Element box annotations
+++
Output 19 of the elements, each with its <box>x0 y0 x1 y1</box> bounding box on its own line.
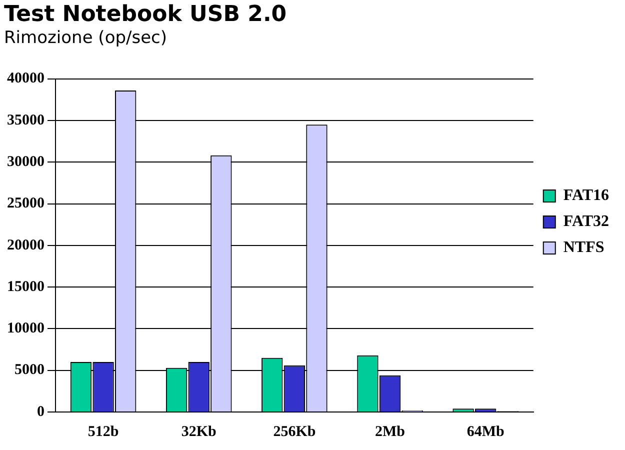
x-tick-label: 512b <box>88 424 119 440</box>
y-tick-label: 25000 <box>7 196 44 212</box>
y-tick-label: 0 <box>37 404 44 420</box>
x-tick-label: 2Mb <box>375 424 406 440</box>
legend-label: FAT32 <box>563 213 609 230</box>
chart-subtitle: Rimozione (op/sec) <box>4 28 168 48</box>
y-tick-label: 30000 <box>7 154 44 170</box>
x-tick-label: 64Mb <box>466 424 504 440</box>
y-tick-label: 20000 <box>7 237 44 254</box>
y-tick-label: 10000 <box>7 320 44 337</box>
chart-title: Test Notebook USB 2.0 <box>4 2 287 27</box>
y-tick-label: 5000 <box>14 362 44 378</box>
legend-label: FAT16 <box>563 187 609 204</box>
legend-label: NTFS <box>563 239 604 256</box>
y-tick-label: 40000 <box>7 70 44 87</box>
x-tick-label: 32Kb <box>181 424 216 440</box>
x-tick-label: 256Kb <box>273 424 316 440</box>
y-tick-label: 15000 <box>7 278 44 295</box>
y-tick-label: 35000 <box>7 112 44 128</box>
+++
Update the rows above so that every "legend-label" becomes "series-label", keeping everything else the same. Leave the pictures out of your answer.

Solution for this exercise -
Output 19 of the elements, each with its <box>x0 y0 x1 y1</box> bounding box on its own line.
x-tick-label: 512b <box>88 424 119 440</box>
y-tick-label: 25000 <box>7 196 44 212</box>
y-tick-label: 0 <box>37 404 44 420</box>
x-tick-label: 2Mb <box>375 424 406 440</box>
series-label: FAT32 <box>563 213 609 230</box>
chart-subtitle: Rimozione (op/sec) <box>4 28 168 48</box>
y-tick-label: 30000 <box>7 154 44 170</box>
x-tick-label: 64Mb <box>466 424 504 440</box>
y-tick-label: 20000 <box>7 237 44 254</box>
y-tick-label: 10000 <box>7 320 44 337</box>
chart-title: Test Notebook USB 2.0 <box>4 2 287 27</box>
y-tick-label: 5000 <box>14 362 44 378</box>
series-label: FAT16 <box>563 187 609 204</box>
series-label: NTFS <box>563 239 604 256</box>
y-tick-label: 40000 <box>7 70 44 87</box>
x-tick-label: 32Kb <box>181 424 216 440</box>
x-tick-label: 256Kb <box>273 424 316 440</box>
y-tick-label: 15000 <box>7 278 44 295</box>
y-tick-label: 35000 <box>7 112 44 128</box>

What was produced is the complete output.